Musical youth

What's it like working on an opera by an 11-year-old? Mozart's Apollo and Hyacinthus is astonishingly fresh, conductor Ian Page…

What's it like working on an opera by an 11-year-old? Mozart's Apollo and Hyacinthus is astonishingly fresh, conductor Ian Page tells Michael Dervan

Opera Theatre Company is using the current year of Mozart celebrations to reach right back into the composer's childhood. The young genius of Salzburg hadn't even reached his teens when he wrote his first opera, Apollo and Hyacinthus. What's it like, I asked conductor Ian Page, to work on an opera by an 11-year-old? "One of the first things I said to the cast was that to do justice to the piece, and for the piece to be worth doing in the first place, we actually needed to forget fairly quickly the age of the composer." If it's only of interest because it's actually by an 11-year-old, he says, "then a recording would suffice". And, incredible as it may seem, given how many operas remain unrecorded, there's currently a choice of performances when it comes to Apollo and Hyacinthus.
··········
▶ _JOB A_: List every real person named in the article about Mozart's first opera.
▶ _JOB B_: Continue the article on the Apollo and Hyacinthus production from the point at which it ends.
The data that comes after this article is separate material and is unrelated to it.

▶ _RAW DATA_:
··········
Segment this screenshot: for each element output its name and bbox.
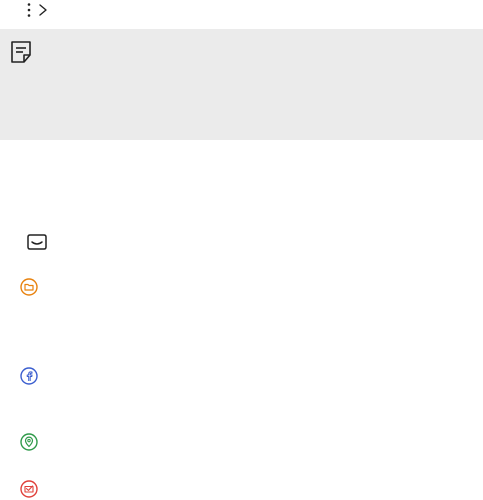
··········
▶ _WRITTEN RESPONSE A_: Mozart, Ian Page, Michael Dervan

▶ _WRITTEN RESPONSE B_:
"It's just astonishingly fresh," says Page. "Of course Mozart was so precocious and such an extraordinary child genius. But, also, he'd been all over the major courts of northern Europe, and he'd been exposed to so many different styles of music. You can hear so much of Gluck and even Rameau and Handel, lots of divided violas - the opening chorus feels straight out of a Gluck opera. And, as always with him, he takes a style and, even at the age of 11, he's sort of improving on it."

Apollo was not composed as a standalone opera for production in an opera house. "It was written in Latin, to be interpolated between acts of a far longer Latin play. Presumably it was part of the Latin education that, every year at Salzburg university they would put on a huge Latin play. It was in the same intermezzo tradition as Pergolesi's La serva padrona, where they would interpolate little scenes of music into a larger work. It was essentially that style. The Latin play had four acts, so each of these three acts - I think it's called a prologue and two acts for Apollo - would have been interpolated as a 20-minute musical interlude. The themes are shared between play and musical interlude. But the characters and plot are completely different.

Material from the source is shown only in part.